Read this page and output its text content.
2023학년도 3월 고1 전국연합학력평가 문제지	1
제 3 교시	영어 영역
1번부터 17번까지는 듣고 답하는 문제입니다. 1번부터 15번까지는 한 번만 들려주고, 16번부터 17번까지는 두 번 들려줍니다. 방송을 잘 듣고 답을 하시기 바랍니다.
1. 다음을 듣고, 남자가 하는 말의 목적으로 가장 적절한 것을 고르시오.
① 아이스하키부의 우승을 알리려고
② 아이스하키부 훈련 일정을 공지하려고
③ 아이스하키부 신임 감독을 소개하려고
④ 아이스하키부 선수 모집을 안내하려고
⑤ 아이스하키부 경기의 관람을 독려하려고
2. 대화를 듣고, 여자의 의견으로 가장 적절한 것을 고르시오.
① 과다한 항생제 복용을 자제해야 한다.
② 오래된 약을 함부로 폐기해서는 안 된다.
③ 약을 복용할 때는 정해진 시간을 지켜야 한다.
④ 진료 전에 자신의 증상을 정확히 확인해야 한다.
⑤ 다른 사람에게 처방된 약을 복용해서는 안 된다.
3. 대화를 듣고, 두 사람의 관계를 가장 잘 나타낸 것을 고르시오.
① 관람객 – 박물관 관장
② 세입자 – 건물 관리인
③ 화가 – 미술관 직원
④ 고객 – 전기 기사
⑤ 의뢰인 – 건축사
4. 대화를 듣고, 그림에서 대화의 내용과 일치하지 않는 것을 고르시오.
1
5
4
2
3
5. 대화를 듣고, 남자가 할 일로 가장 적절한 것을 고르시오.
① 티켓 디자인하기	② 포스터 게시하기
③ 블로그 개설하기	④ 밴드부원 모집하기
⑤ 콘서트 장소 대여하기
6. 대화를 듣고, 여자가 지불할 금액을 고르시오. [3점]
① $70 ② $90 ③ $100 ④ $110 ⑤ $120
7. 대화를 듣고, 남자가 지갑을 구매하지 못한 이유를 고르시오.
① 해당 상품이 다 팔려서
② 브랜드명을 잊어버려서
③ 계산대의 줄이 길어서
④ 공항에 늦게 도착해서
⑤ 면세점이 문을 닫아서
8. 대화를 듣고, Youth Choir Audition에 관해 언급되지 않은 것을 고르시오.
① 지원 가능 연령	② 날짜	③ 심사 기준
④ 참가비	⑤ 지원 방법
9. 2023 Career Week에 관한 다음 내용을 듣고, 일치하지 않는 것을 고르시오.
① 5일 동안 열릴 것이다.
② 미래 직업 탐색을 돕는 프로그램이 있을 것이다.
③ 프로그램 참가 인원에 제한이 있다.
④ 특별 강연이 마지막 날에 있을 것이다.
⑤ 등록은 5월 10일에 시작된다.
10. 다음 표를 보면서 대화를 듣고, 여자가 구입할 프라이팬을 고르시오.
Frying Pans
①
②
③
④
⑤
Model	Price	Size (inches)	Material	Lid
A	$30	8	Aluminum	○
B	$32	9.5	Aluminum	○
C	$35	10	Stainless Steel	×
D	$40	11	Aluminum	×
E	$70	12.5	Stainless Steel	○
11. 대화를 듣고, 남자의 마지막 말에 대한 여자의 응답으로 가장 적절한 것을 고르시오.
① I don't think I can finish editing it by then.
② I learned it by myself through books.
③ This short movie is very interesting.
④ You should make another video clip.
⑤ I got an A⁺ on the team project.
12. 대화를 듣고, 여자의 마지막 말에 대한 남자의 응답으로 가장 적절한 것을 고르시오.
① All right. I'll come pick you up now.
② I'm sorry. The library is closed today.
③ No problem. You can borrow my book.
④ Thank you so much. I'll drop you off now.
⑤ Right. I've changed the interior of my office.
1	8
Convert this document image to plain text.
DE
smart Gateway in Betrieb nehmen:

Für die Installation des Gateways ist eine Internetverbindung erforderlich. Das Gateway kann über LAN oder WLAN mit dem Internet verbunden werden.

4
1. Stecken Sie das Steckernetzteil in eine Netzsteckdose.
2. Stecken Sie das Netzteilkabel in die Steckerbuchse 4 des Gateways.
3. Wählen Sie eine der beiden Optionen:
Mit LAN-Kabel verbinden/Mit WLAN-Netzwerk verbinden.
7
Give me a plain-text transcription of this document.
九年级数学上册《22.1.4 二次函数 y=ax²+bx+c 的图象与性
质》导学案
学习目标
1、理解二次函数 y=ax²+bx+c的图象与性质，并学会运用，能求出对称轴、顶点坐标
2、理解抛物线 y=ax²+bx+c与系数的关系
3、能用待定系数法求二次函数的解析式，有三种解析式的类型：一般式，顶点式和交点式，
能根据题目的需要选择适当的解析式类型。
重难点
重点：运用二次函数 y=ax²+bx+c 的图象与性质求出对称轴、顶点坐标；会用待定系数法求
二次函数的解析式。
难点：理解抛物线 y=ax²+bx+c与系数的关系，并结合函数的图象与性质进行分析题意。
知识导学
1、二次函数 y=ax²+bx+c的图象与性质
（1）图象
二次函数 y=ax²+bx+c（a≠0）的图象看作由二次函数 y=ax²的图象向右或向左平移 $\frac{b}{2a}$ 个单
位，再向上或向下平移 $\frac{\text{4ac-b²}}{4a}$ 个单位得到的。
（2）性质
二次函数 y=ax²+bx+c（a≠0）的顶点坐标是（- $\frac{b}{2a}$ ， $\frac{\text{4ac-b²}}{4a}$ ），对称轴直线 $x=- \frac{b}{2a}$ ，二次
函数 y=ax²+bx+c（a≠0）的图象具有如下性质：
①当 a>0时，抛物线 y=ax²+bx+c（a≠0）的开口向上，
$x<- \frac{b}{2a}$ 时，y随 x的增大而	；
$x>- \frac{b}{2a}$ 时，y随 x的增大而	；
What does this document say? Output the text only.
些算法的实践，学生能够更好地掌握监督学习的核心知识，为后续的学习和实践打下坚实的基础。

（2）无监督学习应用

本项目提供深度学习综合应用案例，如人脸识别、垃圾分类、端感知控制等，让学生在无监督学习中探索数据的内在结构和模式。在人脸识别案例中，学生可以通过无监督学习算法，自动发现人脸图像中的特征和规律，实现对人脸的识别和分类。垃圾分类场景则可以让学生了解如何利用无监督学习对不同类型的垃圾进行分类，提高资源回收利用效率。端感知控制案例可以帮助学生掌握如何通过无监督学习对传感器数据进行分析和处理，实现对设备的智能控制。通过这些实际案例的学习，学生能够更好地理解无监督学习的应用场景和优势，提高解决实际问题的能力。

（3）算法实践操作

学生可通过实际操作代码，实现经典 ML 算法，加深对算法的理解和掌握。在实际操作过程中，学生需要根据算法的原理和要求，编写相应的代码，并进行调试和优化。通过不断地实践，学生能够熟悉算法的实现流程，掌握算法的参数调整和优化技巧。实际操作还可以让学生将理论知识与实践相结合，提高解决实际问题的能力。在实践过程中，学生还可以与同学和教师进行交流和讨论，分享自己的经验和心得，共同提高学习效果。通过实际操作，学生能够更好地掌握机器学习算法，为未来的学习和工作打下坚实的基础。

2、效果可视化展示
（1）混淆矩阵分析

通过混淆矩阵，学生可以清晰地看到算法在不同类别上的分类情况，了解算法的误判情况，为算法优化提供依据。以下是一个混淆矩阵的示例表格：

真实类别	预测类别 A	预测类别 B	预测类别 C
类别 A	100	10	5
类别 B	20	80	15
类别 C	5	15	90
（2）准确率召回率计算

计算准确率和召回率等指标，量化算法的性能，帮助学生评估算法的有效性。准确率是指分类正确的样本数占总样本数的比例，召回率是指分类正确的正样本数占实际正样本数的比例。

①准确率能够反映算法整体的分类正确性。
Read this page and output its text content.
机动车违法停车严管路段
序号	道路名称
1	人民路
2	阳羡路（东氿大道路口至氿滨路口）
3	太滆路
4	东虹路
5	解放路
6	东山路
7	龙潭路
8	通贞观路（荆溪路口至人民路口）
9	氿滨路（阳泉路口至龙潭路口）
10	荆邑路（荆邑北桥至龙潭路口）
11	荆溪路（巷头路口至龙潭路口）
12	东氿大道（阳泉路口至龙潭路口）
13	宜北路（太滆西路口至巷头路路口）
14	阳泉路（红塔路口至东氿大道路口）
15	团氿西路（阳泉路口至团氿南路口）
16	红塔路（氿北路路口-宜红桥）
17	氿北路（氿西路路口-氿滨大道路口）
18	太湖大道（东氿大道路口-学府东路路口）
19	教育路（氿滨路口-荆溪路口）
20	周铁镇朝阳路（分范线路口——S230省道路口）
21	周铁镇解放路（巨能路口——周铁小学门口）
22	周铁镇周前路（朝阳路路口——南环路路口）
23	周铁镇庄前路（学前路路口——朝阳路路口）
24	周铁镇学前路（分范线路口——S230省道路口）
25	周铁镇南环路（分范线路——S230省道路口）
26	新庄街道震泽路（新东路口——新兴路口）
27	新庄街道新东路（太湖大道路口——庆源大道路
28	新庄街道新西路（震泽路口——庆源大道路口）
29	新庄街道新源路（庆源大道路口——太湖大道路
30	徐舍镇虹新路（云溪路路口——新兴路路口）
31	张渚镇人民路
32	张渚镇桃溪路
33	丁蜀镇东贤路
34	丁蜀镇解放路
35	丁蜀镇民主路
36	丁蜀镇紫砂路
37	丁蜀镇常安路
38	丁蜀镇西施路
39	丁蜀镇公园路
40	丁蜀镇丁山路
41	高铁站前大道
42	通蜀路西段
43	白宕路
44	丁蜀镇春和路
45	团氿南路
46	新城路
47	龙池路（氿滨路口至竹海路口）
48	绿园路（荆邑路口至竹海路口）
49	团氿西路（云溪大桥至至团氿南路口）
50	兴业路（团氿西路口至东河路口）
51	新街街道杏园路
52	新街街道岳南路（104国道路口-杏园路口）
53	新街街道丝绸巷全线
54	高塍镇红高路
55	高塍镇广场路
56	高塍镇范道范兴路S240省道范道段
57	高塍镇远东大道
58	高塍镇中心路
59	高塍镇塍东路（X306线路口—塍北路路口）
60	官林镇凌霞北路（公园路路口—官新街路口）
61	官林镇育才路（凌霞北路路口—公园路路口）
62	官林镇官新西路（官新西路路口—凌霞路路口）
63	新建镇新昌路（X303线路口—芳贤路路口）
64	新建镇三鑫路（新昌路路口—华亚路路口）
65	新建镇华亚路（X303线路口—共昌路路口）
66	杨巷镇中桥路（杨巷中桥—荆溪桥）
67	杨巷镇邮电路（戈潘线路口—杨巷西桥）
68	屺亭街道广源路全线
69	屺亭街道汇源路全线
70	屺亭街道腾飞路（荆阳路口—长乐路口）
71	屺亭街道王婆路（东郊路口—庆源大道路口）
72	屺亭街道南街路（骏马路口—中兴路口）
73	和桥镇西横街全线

* _EXERCISE_:
Copy all lines above containing the string "eine".

* _THE SOLUTION_:
Für die Installation des Gateways ist eine Internetverbindung erforderlich. Das Gateway kann über LAN oder WLAN mit dem Internet verbunden werden.
1. Stecken Sie das Steckernetzteil in eine Netzsteckdose.
3. Wählen Sie eine der beiden Optionen:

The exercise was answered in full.